Each line that follows should be printed again exactly as it stands.

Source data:
▶

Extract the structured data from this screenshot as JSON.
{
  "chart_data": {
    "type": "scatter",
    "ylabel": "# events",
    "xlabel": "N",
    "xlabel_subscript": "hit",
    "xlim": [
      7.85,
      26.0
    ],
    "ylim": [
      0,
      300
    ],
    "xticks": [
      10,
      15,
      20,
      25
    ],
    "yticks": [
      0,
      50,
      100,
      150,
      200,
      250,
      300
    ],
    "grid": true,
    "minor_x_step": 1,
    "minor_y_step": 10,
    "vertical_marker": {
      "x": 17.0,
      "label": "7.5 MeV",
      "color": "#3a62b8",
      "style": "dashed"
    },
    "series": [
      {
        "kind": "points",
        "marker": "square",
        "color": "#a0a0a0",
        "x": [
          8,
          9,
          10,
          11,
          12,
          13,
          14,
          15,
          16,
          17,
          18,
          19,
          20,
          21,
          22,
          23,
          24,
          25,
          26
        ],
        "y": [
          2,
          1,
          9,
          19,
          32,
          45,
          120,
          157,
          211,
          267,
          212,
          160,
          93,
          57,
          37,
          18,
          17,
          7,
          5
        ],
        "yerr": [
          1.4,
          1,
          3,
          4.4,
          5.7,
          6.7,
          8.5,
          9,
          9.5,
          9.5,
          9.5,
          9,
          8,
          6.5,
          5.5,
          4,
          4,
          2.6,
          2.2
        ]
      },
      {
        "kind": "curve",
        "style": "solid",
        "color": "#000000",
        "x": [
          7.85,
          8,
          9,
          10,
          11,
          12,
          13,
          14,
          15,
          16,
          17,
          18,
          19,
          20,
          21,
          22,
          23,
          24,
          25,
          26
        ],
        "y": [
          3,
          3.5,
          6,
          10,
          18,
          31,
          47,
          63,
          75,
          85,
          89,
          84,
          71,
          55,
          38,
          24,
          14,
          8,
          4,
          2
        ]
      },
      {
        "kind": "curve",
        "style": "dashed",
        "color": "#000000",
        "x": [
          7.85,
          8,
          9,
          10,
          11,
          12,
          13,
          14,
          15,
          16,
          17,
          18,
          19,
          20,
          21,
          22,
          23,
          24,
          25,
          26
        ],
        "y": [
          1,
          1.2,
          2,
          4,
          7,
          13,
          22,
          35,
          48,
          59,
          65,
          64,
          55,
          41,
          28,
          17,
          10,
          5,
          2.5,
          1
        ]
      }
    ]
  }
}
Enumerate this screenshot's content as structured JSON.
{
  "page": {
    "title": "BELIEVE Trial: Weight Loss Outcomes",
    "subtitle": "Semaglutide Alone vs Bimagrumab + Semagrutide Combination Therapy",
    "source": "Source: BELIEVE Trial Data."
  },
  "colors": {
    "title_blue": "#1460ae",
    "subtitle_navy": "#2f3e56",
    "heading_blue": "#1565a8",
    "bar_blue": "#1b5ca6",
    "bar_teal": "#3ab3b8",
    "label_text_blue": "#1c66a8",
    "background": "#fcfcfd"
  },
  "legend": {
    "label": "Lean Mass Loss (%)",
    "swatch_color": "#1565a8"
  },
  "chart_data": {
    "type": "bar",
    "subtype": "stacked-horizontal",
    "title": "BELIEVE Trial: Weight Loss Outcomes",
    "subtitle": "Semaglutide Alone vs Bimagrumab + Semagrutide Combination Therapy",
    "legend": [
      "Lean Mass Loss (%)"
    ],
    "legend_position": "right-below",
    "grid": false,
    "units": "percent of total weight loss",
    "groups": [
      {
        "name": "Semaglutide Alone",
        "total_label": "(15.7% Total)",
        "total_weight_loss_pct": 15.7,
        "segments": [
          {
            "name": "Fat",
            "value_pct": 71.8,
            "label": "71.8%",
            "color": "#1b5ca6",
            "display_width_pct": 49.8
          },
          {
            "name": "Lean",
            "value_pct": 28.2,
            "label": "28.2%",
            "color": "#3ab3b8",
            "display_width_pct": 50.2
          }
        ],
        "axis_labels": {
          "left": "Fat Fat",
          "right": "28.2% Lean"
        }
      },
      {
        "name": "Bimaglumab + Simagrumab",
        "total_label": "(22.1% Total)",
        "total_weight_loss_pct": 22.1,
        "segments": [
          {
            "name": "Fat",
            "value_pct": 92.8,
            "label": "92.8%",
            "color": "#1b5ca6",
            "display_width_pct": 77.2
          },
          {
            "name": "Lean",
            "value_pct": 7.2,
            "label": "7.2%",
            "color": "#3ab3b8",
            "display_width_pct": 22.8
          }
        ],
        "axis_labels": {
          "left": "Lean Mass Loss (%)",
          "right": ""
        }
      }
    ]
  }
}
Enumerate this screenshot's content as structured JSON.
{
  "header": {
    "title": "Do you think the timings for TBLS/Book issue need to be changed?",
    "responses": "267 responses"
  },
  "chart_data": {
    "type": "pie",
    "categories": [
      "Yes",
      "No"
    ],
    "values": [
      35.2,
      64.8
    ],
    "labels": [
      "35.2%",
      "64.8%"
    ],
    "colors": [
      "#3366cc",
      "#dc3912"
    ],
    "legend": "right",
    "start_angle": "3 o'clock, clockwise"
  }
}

◀

* **WRITTEN ANSWER**:
Extract the structured data from this screenshot as JSON.
{
  "chart_data": {
    "type": "scatter",
    "ylabel": "# events",
    "xlabel": "N",
    "xlabel_subscript": "hit",
    "xlim": [
      7.85,
      26.0
    ],
    "ylim": [
      0,
      300
    ],
    "xticks": [
      10,
      15,
      20,
      25
    ],
    "yticks": [
      0,
      50,
      100,
      150,
      200,
      250,
      300
    ],
    "grid": true,
    "minor_x_step": 1,
    "minor_y_step": 10,
    "vertical_marker": {
      "x": 17.0,
      "label": "7.5 MeV",
      "color": "#3a62b8",
      "style": "dashed"
    },
    "series": [
      {
        "kind": "points",
        "marker": "square",
        "color": "#a0a0a0",
        "x": [
          8,
          9,
          10,
          11,
          12,
          13,
          14,
          15,
          16,
          17,
          18,
          19,
          20,
          21,
          22,
          23,
          24,
          25,
          26
        ],
        "y": [
          2,
          1,
          9,
          19,
          32,
          45,
          120,
          157,
          211,
          267,
          212,
          160,
          93,
          57,
          37,
          18,
          17,
          7,
          5
        ],
        "yerr": [
          1.4,
          1,
          3,
          4.4,
          5.7,
          6.7,
          8.5,
          9,
          9.5,
          9.5,
          9.5,
          9,
          8,
          6.5,
          5.5,
          4,
          4,
          2.6,
          2.2
        ]
      },
      {
        "kind": "curve",
        "style": "solid",
        "color": "#000000",
        "x": [
          7.85,
          8,
          9,
          10,
          11,
          12,
          13,
          14,
          15,
          16,
          17,
          18,
          19,
          20,
          21,
          22,
          23,
          24,
          25,
          26
        ],
        "y": [
          3,
          3.5,
          6,
          10,
          18,
          31,
          47,
          63,
          75,
          85,
          89,
          84,
          71,
          55,
          38,
          24,
          14,
          8,
          4,
          2
        ]
      },
      {
        "kind": "curve",
        "style": "dashed",
        "color": "#000000",
        "x": [
          7.85,
          8,
          9,
          10,
          11,
          12,
          13,
          14,
          15,
          16,
          17,
          18,
          19,
          20,
          21,
          22,
          23,
          24,
          25,
          26
        ],
        "y": [
          1,
          1.2,
          2,
          4,
          7,
          13,
          22,
          35,
          48,
          59,
          65,
          64,
          55,
          41,
          28,
          17,
          10,
          5,
          2.5,
          1
        ]
      }
    ]
  }
}
Enumerate this screenshot's content as structured JSON.
{
  "page": {
    "title": "BELIEVE Trial: Weight Loss Outcomes",
    "subtitle": "Semaglutide Alone vs Bimagrumab + Semagrutide Combination Therapy",
    "source": "Source: BELIEVE Trial Data."
  },
  "colors": {
    "title_blue": "#1460ae",
    "subtitle_navy": "#2f3e56",
    "heading_blue": "#1565a8",
    "bar_blue": "#1b5ca6",
    "bar_teal": "#3ab3b8",
    "label_text_blue": "#1c66a8",
    "background": "#fcfcfd"
  },
  "legend": {
    "label": "Lean Mass Loss (%)",
    "swatch_color": "#1565a8"
  },
  "chart_data": {
    "type": "bar",
    "subtype": "stacked-horizontal",
    "title": "BELIEVE Trial: Weight Loss Outcomes",
    "subtitle": "Semaglutide Alone vs Bimagrumab + Semagrutide Combination Therapy",
    "legend": [
      "Lean Mass Loss (%)"
    ],
    "legend_position": "right-below",
    "grid": false,
    "units": "percent of total weight loss",
    "groups": [
      {
        "name": "Semaglutide Alone",
        "total_label": "(15.7% Total)",
        "total_weight_loss_pct": 15.7,
        "segments": [
          {
            "name": "Fat",
            "value_pct": 71.8,
            "label": "71.8%",
            "color": "#1b5ca6",
            "display_width_pct": 49.8
          },
          {
            "name": "Lean",
            "value_pct": 28.2,
            "label": "28.2%",
            "color": "#3ab3b8",
            "display_width_pct": 50.2
          }
        ],
        "axis_labels": {
          "left": "Fat Fat",
          "right": "28.2% Lean"
        }
      },
      {
        "name": "Bimaglumab + Simagrumab",
        "total_label": "(22.1% Total)",
        "total_weight_loss_pct": 22.1,
        "segments": [
          {
            "name": "Fat",
            "value_pct": 92.8,
            "label": "92.8%",
            "color": "#1b5ca6",
            "display_width_pct": 77.2
          },
          {
            "name": "Lean",
            "value_pct": 7.2,
            "label": "7.2%",
            "color": "#3ab3b8",
            "display_width_pct": 22.8
          }
        ],
        "axis_labels": {
          "left": "Lean Mass Loss (%)",
          "right": ""
        }
      }
    ]
  }
}
Enumerate this screenshot's content as structured JSON.
{
  "header": {
    "title": "Do you think the timings for TBLS/Book issue need to be changed?",
    "responses": "267 responses"
  },
  "chart_data": {
    "type": "pie",
    "categories": [
      "Yes",
      "No"
    ],
    "values": [
      35.2,
      64.8
    ],
    "labels": [
      "35.2%",
      "64.8%"
    ],
    "colors": [
      "#3366cc",
      "#dc3912"
    ],
    "legend": "right",
    "start_angle": "3 o'clock, clockwise"
  }
}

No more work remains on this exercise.